— Task input —
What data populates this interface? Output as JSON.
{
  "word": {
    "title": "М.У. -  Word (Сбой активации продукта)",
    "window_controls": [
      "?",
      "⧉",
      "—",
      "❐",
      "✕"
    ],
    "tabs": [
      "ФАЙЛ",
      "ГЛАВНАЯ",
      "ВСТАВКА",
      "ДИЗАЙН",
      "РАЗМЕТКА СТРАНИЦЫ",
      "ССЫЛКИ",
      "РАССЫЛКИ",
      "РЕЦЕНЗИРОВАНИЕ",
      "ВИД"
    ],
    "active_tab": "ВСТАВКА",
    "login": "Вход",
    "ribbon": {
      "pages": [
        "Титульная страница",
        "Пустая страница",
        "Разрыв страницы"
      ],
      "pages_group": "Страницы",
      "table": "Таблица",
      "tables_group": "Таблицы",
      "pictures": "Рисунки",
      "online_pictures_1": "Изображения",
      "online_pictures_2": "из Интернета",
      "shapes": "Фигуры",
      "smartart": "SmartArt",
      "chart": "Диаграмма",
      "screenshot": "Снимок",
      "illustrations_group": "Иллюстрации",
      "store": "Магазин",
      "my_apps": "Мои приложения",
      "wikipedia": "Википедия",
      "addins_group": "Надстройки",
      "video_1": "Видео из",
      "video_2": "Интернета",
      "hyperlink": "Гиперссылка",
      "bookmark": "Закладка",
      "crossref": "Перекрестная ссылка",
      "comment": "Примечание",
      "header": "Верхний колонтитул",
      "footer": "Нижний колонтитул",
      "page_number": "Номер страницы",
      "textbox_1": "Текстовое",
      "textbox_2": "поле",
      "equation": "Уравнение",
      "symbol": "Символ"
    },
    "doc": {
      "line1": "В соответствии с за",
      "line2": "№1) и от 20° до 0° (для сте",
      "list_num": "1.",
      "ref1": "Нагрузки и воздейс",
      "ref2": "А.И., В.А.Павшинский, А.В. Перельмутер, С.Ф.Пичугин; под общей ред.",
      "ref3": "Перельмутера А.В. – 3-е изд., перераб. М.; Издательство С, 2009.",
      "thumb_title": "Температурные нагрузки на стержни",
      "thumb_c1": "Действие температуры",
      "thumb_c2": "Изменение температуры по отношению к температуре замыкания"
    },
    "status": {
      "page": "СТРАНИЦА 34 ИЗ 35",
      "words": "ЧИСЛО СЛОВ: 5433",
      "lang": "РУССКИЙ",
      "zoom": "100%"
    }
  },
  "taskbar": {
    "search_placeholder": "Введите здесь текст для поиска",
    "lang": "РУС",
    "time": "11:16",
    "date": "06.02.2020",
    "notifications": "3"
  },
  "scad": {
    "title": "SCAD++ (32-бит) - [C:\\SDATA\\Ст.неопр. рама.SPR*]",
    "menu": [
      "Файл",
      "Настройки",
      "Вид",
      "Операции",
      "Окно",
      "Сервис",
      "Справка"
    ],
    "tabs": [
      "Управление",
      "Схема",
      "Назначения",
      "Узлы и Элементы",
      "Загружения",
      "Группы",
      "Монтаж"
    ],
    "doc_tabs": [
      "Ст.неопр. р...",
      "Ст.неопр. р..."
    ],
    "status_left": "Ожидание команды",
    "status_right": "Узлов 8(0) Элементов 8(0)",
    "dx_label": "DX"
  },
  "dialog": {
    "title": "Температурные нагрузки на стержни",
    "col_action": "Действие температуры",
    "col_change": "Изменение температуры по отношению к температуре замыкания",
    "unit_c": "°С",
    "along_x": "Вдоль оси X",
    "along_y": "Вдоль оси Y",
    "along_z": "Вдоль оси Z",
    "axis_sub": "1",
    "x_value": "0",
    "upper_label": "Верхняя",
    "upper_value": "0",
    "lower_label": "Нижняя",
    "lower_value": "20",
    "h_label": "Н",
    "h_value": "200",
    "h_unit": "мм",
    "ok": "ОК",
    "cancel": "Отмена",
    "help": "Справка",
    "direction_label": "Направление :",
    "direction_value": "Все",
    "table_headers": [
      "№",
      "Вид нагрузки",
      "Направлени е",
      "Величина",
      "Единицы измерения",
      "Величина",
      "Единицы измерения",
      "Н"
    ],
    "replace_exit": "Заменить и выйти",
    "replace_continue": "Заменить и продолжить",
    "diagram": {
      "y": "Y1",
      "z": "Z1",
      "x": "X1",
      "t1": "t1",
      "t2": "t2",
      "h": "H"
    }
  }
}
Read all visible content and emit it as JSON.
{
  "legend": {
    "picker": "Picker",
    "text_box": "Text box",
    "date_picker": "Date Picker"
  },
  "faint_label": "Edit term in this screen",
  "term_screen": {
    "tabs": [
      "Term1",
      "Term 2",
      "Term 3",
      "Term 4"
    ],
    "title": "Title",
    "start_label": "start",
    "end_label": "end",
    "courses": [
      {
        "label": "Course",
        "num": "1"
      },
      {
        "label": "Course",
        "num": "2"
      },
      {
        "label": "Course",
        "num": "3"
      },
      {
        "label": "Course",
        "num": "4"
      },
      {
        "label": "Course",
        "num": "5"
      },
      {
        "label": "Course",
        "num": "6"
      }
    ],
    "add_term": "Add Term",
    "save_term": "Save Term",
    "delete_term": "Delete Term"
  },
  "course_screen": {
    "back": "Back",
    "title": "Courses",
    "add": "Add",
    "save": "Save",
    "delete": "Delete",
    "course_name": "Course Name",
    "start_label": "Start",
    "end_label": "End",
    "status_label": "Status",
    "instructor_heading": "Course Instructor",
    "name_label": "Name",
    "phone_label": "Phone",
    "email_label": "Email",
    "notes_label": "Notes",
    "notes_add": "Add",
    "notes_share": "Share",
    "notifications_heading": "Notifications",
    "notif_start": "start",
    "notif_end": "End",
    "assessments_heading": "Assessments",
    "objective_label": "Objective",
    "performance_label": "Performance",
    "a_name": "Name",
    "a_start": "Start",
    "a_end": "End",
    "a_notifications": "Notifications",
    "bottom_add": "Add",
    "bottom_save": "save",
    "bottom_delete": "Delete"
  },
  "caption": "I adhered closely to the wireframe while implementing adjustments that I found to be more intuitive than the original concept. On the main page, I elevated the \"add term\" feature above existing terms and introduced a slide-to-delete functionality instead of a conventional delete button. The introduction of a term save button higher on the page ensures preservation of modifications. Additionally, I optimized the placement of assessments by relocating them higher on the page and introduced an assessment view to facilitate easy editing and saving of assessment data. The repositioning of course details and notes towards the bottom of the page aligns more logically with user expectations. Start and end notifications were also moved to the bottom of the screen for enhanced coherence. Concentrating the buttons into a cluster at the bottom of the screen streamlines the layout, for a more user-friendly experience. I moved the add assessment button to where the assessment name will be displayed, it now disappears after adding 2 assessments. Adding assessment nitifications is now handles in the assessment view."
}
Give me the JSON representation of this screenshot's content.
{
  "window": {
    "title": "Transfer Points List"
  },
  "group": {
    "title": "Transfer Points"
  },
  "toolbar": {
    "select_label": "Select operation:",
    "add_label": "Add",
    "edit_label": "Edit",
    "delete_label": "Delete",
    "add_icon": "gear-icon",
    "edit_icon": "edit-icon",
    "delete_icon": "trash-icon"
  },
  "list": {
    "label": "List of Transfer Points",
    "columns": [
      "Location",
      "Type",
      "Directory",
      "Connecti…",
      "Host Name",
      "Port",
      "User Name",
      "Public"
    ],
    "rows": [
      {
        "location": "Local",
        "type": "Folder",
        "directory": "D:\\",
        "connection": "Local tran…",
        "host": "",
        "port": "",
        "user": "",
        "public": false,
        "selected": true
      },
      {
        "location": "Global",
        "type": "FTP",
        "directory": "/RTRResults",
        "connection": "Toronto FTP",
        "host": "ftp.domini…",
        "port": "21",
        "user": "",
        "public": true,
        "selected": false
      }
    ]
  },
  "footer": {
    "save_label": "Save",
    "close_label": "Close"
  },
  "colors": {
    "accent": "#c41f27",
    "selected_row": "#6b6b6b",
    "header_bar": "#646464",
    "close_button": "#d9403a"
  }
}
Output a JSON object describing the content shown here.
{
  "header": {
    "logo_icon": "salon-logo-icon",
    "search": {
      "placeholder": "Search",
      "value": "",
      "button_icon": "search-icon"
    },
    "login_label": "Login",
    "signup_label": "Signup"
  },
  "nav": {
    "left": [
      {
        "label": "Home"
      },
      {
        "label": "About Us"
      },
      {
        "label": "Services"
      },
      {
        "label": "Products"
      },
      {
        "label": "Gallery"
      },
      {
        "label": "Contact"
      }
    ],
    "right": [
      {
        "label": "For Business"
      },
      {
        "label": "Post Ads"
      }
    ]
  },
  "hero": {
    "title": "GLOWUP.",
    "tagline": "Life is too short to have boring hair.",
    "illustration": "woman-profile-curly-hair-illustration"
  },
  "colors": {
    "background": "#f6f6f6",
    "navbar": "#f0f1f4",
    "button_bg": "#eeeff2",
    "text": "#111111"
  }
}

— Exercise brief —
Copy, from the material above, each line in which the string "connection" occurs.

— Result of the task —
        "connection": "Local tran…",
        "connection": "Toronto FTP",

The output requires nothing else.